In all of the records, substitute "toolbar-separator" for every "toolbar-divider" and reproduce the lines with nothing else altered.

= = = = = = =

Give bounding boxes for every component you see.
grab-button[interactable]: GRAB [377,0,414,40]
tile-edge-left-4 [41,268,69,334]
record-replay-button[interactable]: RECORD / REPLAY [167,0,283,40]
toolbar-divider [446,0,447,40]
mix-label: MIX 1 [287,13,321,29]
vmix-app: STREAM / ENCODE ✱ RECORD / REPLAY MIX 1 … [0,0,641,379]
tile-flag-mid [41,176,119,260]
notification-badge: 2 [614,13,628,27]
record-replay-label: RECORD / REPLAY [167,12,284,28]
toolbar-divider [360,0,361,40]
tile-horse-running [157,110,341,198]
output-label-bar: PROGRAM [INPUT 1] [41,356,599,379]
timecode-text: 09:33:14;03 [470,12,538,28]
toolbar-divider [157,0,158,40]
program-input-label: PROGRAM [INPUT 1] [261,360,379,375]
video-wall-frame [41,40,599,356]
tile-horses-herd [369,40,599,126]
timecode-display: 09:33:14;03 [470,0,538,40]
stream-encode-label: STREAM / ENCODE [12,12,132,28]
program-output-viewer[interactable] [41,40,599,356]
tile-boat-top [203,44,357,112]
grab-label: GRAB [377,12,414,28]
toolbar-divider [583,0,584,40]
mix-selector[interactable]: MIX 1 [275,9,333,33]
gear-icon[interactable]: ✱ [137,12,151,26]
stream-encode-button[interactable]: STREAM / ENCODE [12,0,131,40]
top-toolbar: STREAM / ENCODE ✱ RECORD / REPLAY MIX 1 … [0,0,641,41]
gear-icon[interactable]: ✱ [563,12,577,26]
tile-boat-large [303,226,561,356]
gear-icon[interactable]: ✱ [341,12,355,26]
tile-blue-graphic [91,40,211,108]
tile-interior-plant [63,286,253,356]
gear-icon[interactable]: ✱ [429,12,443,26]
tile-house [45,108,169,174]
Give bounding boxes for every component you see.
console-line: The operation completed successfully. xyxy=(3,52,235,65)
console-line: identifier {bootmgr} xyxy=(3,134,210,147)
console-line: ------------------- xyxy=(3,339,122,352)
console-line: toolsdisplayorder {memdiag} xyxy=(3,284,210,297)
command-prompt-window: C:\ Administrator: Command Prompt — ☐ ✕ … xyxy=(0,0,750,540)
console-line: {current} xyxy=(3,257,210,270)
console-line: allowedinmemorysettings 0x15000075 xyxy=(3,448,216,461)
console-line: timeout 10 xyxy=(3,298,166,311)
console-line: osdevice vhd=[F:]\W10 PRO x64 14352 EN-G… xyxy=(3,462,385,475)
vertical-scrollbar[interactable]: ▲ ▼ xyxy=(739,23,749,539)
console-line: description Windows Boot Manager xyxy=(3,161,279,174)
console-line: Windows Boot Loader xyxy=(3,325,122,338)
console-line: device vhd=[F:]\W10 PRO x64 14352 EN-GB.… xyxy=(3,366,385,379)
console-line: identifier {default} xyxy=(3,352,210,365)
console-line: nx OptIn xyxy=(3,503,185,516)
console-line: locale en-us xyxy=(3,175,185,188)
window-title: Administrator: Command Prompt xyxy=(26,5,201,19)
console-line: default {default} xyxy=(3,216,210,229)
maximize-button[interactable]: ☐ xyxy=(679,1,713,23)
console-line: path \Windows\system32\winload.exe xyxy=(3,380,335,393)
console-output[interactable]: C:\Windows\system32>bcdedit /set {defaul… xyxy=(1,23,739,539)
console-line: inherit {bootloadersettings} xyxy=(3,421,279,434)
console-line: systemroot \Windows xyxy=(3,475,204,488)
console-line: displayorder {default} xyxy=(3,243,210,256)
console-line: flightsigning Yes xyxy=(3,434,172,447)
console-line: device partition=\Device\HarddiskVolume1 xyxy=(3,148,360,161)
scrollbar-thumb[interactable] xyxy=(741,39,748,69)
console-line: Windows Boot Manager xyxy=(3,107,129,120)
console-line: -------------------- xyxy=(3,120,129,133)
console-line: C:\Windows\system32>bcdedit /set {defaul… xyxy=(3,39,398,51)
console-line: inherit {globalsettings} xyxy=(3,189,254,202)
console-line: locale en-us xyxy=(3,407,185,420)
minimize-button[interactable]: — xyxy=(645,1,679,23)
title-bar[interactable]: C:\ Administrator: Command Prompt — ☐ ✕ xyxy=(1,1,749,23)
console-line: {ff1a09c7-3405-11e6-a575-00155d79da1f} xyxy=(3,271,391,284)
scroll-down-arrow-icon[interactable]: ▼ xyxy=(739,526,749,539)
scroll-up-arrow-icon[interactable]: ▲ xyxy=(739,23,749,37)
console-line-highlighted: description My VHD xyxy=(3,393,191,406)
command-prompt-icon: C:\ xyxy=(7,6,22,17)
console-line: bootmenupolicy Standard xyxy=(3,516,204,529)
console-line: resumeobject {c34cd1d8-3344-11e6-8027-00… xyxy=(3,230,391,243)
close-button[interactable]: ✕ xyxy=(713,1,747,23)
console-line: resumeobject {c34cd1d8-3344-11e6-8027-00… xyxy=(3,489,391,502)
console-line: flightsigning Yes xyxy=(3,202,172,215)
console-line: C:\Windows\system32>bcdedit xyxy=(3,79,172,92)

= = = = = = =

OUTPUT BELOW:
Give bounding boxes for every component you see.
grab-button[interactable]: GRAB [377,0,414,40]
tile-edge-left-4 [41,268,69,334]
record-replay-button[interactable]: RECORD / REPLAY [167,0,283,40]
toolbar-separator [446,0,447,40]
mix-label: MIX 1 [287,13,321,29]
vmix-app: STREAM / ENCODE ✱ RECORD / REPLAY MIX 1 … [0,0,641,379]
tile-flag-mid [41,176,119,260]
notification-badge: 2 [614,13,628,27]
record-replay-label: RECORD / REPLAY [167,12,284,28]
toolbar-separator [360,0,361,40]
tile-horse-running [157,110,341,198]
output-label-bar: PROGRAM [INPUT 1] [41,356,599,379]
timecode-text: 09:33:14;03 [470,12,538,28]
toolbar-separator [157,0,158,40]
program-input-label: PROGRAM [INPUT 1] [261,360,379,375]
video-wall-frame [41,40,599,356]
tile-horses-herd [369,40,599,126]
timecode-display: 09:33:14;03 [470,0,538,40]
stream-encode-label: STREAM / ENCODE [12,12,132,28]
program-output-viewer[interactable] [41,40,599,356]
tile-boat-top [203,44,357,112]
grab-label: GRAB [377,12,414,28]
toolbar-separator [583,0,584,40]
mix-selector[interactable]: MIX 1 [275,9,333,33]
gear-icon[interactable]: ✱ [137,12,151,26]
stream-encode-button[interactable]: STREAM / ENCODE [12,0,131,40]
top-toolbar: STREAM / ENCODE ✱ RECORD / REPLAY MIX 1 … [0,0,641,41]
gear-icon[interactable]: ✱ [563,12,577,26]
tile-boat-large [303,226,561,356]
gear-icon[interactable]: ✱ [341,12,355,26]
tile-blue-graphic [91,40,211,108]
tile-interior-plant [63,286,253,356]
gear-icon[interactable]: ✱ [429,12,443,26]
tile-house [45,108,169,174]
Give bounding boxes for every component you see.
console-line: The operation completed successfully. xyxy=(3,52,235,65)
console-line: identifier {bootmgr} xyxy=(3,134,210,147)
console-line: ------------------- xyxy=(3,339,122,352)
console-line: toolsdisplayorder {memdiag} xyxy=(3,284,210,297)
command-prompt-window: C:\ Administrator: Command Prompt — ☐ ✕ … xyxy=(0,0,750,540)
console-line: {current} xyxy=(3,257,210,270)
console-line: allowedinmemorysettings 0x15000075 xyxy=(3,448,216,461)
console-line: timeout 10 xyxy=(3,298,166,311)
console-line: osdevice vhd=[F:]\W10 PRO x64 14352 EN-G… xyxy=(3,462,385,475)
vertical-scrollbar[interactable]: ▲ ▼ xyxy=(739,23,749,539)
console-line: description Windows Boot Manager xyxy=(3,161,279,174)
console-line: Windows Boot Loader xyxy=(3,325,122,338)
console-line: device vhd=[F:]\W10 PRO x64 14352 EN-GB.… xyxy=(3,366,385,379)
console-line: identifier {default} xyxy=(3,352,210,365)
console-line: nx OptIn xyxy=(3,503,185,516)
console-line: locale en-us xyxy=(3,175,185,188)
window-title: Administrator: Command Prompt xyxy=(26,5,201,19)
console-line: default {default} xyxy=(3,216,210,229)
maximize-button[interactable]: ☐ xyxy=(679,1,713,23)
console-line: path \Windows\system32\winload.exe xyxy=(3,380,335,393)
console-output[interactable]: C:\Windows\system32>bcdedit /set {defaul… xyxy=(1,23,739,539)
console-line: inherit {bootloadersettings} xyxy=(3,421,279,434)
console-line: systemroot \Windows xyxy=(3,475,204,488)
console-line: displayorder {default} xyxy=(3,243,210,256)
console-line: flightsigning Yes xyxy=(3,434,172,447)
console-line: device partition=\Device\HarddiskVolume1 xyxy=(3,148,360,161)
scrollbar-thumb[interactable] xyxy=(741,39,748,69)
console-line: Windows Boot Manager xyxy=(3,107,129,120)
console-line: -------------------- xyxy=(3,120,129,133)
console-line: C:\Windows\system32>bcdedit /set {defaul… xyxy=(3,39,398,51)
console-line: inherit {globalsettings} xyxy=(3,189,254,202)
console-line: locale en-us xyxy=(3,407,185,420)
minimize-button[interactable]: — xyxy=(645,1,679,23)
title-bar[interactable]: C:\ Administrator: Command Prompt — ☐ ✕ xyxy=(1,1,749,23)
console-line: {ff1a09c7-3405-11e6-a575-00155d79da1f} xyxy=(3,271,391,284)
scroll-down-arrow-icon[interactable]: ▼ xyxy=(739,526,749,539)
scroll-up-arrow-icon[interactable]: ▲ xyxy=(739,23,749,37)
console-line-highlighted: description My VHD xyxy=(3,393,191,406)
command-prompt-icon: C:\ xyxy=(7,6,22,17)
console-line: bootmenupolicy Standard xyxy=(3,516,204,529)
console-line: resumeobject {c34cd1d8-3344-11e6-8027-00… xyxy=(3,230,391,243)
close-button[interactable]: ✕ xyxy=(713,1,747,23)
console-line: resumeobject {c34cd1d8-3344-11e6-8027-00… xyxy=(3,489,391,502)
console-line: flightsigning Yes xyxy=(3,202,172,215)
console-line: C:\Windows\system32>bcdedit xyxy=(3,79,172,92)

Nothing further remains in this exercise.